- Objective: The records underneath are to be repeated exactly, with the pictures left out.
•••••
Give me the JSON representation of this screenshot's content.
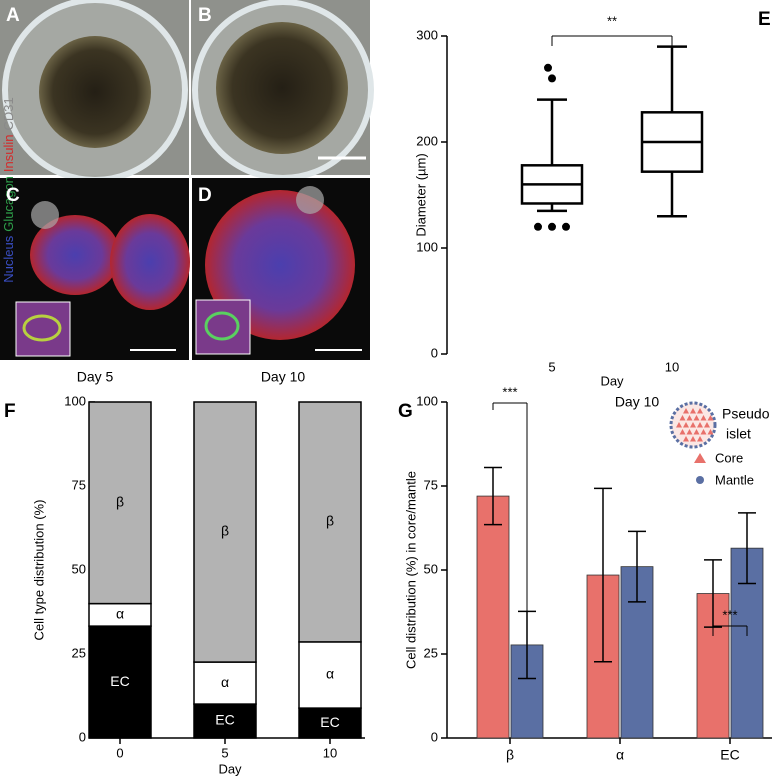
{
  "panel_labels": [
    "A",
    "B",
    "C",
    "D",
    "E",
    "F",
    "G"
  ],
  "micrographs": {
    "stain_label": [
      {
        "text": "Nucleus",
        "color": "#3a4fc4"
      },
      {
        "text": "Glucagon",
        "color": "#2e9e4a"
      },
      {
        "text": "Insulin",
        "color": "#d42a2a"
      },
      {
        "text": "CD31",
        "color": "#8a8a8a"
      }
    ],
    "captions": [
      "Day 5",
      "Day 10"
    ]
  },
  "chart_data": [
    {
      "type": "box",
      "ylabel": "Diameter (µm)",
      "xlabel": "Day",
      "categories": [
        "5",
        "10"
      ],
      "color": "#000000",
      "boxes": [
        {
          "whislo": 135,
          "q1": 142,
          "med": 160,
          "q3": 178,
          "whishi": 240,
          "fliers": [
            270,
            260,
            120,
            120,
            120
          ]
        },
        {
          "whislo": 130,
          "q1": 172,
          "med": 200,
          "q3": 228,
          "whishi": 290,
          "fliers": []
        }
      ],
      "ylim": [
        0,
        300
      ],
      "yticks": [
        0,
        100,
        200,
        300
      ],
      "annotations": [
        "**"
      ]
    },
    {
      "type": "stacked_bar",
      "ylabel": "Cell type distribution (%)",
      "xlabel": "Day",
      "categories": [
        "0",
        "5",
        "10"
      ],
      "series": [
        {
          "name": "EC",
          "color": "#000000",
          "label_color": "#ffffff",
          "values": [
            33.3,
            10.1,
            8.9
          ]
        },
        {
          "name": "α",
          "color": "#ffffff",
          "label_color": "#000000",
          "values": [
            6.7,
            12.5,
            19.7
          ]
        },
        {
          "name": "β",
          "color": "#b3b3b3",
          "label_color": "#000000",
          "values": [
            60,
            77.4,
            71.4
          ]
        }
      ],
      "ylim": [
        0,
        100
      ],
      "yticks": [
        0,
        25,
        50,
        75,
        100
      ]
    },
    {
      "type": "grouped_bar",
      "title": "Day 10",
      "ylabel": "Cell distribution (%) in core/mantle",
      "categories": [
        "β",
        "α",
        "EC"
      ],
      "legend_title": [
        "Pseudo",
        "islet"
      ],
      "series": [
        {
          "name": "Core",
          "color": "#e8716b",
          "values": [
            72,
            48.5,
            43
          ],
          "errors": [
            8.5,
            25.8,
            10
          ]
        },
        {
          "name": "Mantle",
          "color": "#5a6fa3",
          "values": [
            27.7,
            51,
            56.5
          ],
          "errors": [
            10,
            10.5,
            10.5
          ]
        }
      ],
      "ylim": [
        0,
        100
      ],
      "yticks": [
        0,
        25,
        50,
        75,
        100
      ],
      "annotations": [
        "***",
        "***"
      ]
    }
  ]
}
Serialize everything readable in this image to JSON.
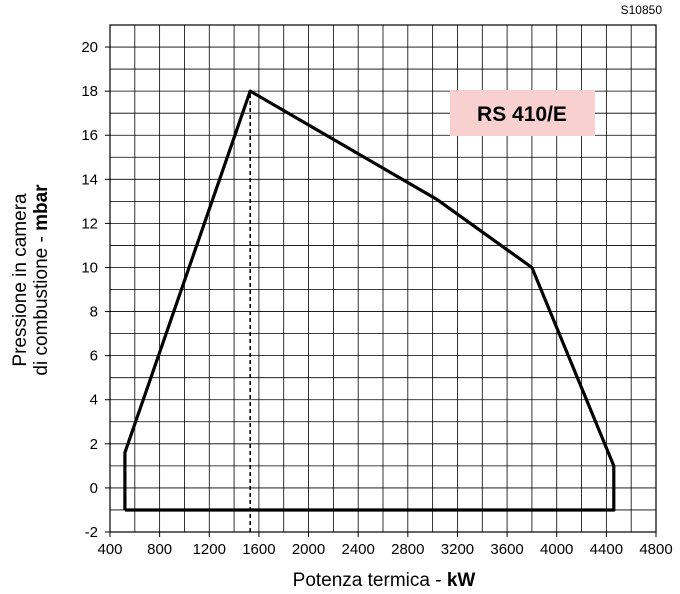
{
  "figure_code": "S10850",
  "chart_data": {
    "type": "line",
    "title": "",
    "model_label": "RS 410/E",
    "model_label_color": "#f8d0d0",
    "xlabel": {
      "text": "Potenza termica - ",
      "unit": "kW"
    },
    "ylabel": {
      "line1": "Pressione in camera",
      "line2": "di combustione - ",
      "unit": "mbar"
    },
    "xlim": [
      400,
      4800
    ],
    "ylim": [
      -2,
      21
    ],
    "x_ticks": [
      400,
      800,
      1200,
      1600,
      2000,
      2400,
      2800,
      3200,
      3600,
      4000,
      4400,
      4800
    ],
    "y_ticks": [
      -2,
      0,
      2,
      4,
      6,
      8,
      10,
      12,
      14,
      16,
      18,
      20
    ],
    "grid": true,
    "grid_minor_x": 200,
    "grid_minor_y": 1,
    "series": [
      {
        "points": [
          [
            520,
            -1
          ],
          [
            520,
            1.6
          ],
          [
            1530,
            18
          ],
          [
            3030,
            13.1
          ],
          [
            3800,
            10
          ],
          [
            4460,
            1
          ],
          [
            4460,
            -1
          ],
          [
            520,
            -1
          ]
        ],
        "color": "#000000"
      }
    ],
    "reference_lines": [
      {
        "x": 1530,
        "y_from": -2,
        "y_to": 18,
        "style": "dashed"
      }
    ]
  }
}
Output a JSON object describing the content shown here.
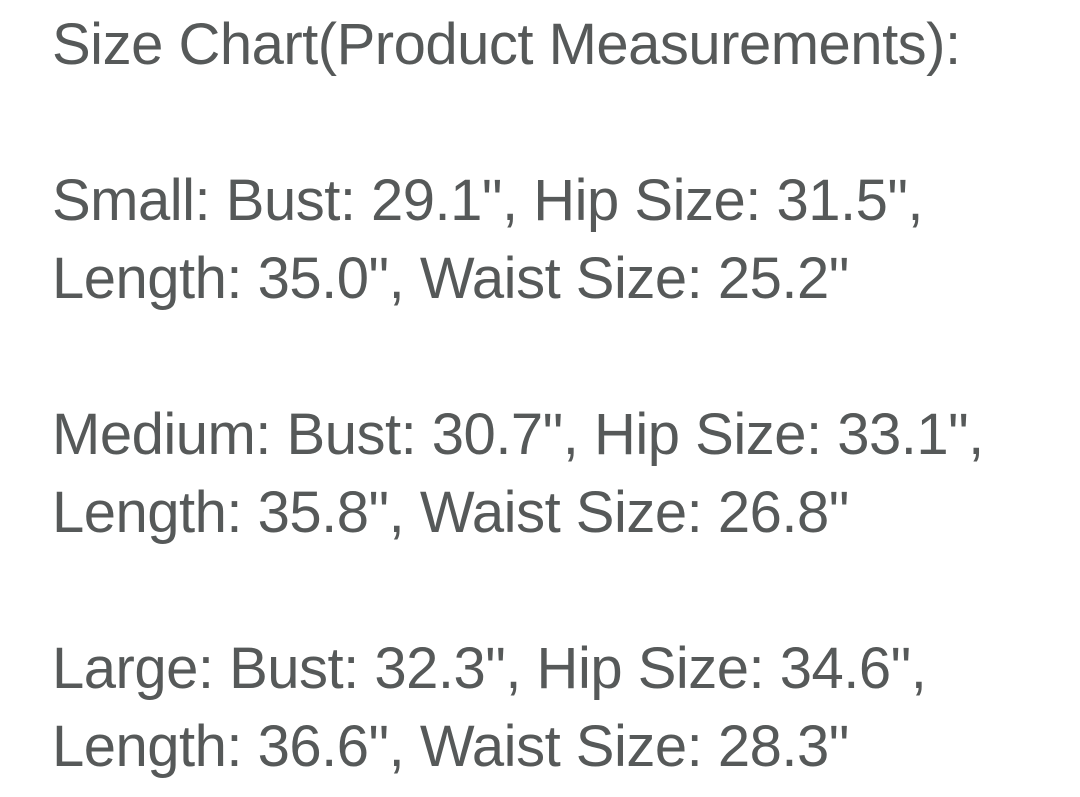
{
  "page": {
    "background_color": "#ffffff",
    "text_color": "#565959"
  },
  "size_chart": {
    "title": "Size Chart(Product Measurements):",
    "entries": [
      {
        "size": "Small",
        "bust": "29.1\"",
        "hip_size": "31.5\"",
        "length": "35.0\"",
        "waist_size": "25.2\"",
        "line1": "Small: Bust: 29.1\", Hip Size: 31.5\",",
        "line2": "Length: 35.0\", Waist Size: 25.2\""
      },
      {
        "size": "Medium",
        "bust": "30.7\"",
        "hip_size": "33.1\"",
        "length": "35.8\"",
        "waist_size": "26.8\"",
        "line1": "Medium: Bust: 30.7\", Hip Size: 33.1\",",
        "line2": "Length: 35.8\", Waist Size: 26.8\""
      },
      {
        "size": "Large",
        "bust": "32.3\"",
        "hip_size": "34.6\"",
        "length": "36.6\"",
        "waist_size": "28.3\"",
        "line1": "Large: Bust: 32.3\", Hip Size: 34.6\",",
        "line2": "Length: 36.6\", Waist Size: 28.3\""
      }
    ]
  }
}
•••••
- Solution below:
Give me the JSON representation of this screenshot's content.
{
  "panel_labels": [
    "A",
    "B",
    "C",
    "D",
    "E",
    "F",
    "G"
  ],
  "micrographs": {
    "stain_label": [
      {
        "text": "Nucleus",
        "color": "#3a4fc4"
      },
      {
        "text": "Glucagon",
        "color": "#2e9e4a"
      },
      {
        "text": "Insulin",
        "color": "#d42a2a"
      },
      {
        "text": "CD31",
        "color": "#8a8a8a"
      }
    ],
    "captions": [
      "Day 5",
      "Day 10"
    ]
  },
  "chart_data": [
    {
      "type": "box",
      "ylabel": "Diameter (µm)",
      "xlabel": "Day",
      "categories": [
        "5",
        "10"
      ],
      "color": "#000000",
      "boxes": [
        {
          "whislo": 135,
          "q1": 142,
          "med": 160,
          "q3": 178,
          "whishi": 240,
          "fliers": [
            270,
            260,
            120,
            120,
            120
          ]
        },
        {
          "whislo": 130,
          "q1": 172,
          "med": 200,
          "q3": 228,
          "whishi": 290,
          "fliers": []
        }
      ],
      "ylim": [
        0,
        300
      ],
      "yticks": [
        0,
        100,
        200,
        300
      ],
      "annotations": [
        "**"
      ]
    },
    {
      "type": "stacked_bar",
      "ylabel": "Cell type distribution (%)",
      "xlabel": "Day",
      "categories": [
        "0",
        "5",
        "10"
      ],
      "series": [
        {
          "name": "EC",
          "color": "#000000",
          "label_color": "#ffffff",
          "values": [
            33.3,
            10.1,
            8.9
          ]
        },
        {
          "name": "α",
          "color": "#ffffff",
          "label_color": "#000000",
          "values": [
            6.7,
            12.5,
            19.7
          ]
        },
        {
          "name": "β",
          "color": "#b3b3b3",
          "label_color": "#000000",
          "values": [
            60,
            77.4,
            71.4
          ]
        }
      ],
      "ylim": [
        0,
        100
      ],
      "yticks": [
        0,
        25,
        50,
        75,
        100
      ]
    },
    {
      "type": "grouped_bar",
      "title": "Day 10",
      "ylabel": "Cell distribution (%) in core/mantle",
      "categories": [
        "β",
        "α",
        "EC"
      ],
      "legend_title": [
        "Pseudo",
        "islet"
      ],
      "series": [
        {
          "name": "Core",
          "color": "#e8716b",
          "values": [
            72,
            48.5,
            43
          ],
          "errors": [
            8.5,
            25.8,
            10
          ]
        },
        {
          "name": "Mantle",
          "color": "#5a6fa3",
          "values": [
            27.7,
            51,
            56.5
          ],
          "errors": [
            10,
            10.5,
            10.5
          ]
        }
      ],
      "ylim": [
        0,
        100
      ],
      "yticks": [
        0,
        25,
        50,
        75,
        100
      ],
      "annotations": [
        "***",
        "***"
      ]
    }
  ]
}
Serialize everything readable in this image to JSON.
{
  "figure_code": "S10850",
  "chart_data": {
    "type": "line",
    "title": "",
    "model_label": "RS 410/E",
    "model_label_color": "#f8d0d0",
    "xlabel": {
      "text": "Potenza termica - ",
      "unit": "kW"
    },
    "ylabel": {
      "line1": "Pressione in camera",
      "line2": "di combustione - ",
      "unit": "mbar"
    },
    "xlim": [
      400,
      4800
    ],
    "ylim": [
      -2,
      21
    ],
    "x_ticks": [
      400,
      800,
      1200,
      1600,
      2000,
      2400,
      2800,
      3200,
      3600,
      4000,
      4400,
      4800
    ],
    "y_ticks": [
      -2,
      0,
      2,
      4,
      6,
      8,
      10,
      12,
      14,
      16,
      18,
      20
    ],
    "grid": true,
    "grid_minor_x": 200,
    "grid_minor_y": 1,
    "series": [
      {
        "points": [
          [
            520,
            -1
          ],
          [
            520,
            1.6
          ],
          [
            1530,
            18
          ],
          [
            3030,
            13.1
          ],
          [
            3800,
            10
          ],
          [
            4460,
            1
          ],
          [
            4460,
            -1
          ],
          [
            520,
            -1
          ]
        ],
        "color": "#000000"
      }
    ],
    "reference_lines": [
      {
        "x": 1530,
        "y_from": -2,
        "y_to": 18,
        "style": "dashed"
      }
    ]
  }
}
Output a JSON object describing the content shown here.
{
  "page": {
    "background_color": "#ffffff",
    "text_color": "#565959"
  },
  "size_chart": {
    "title": "Size Chart(Product Measurements):",
    "entries": [
      {
        "size": "Small",
        "bust": "29.1\"",
        "hip_size": "31.5\"",
        "length": "35.0\"",
        "waist_size": "25.2\"",
        "line1": "Small: Bust: 29.1\", Hip Size: 31.5\",",
        "line2": "Length: 35.0\", Waist Size: 25.2\""
      },
      {
        "size": "Medium",
        "bust": "30.7\"",
        "hip_size": "33.1\"",
        "length": "35.8\"",
        "waist_size": "26.8\"",
        "line1": "Medium: Bust: 30.7\", Hip Size: 33.1\",",
        "line2": "Length: 35.8\", Waist Size: 26.8\""
      },
      {
        "size": "Large",
        "bust": "32.3\"",
        "hip_size": "34.6\"",
        "length": "36.6\"",
        "waist_size": "28.3\"",
        "line1": "Large: Bust: 32.3\", Hip Size: 34.6\",",
        "line2": "Length: 36.6\", Waist Size: 28.3\""
      }
    ]
  }
}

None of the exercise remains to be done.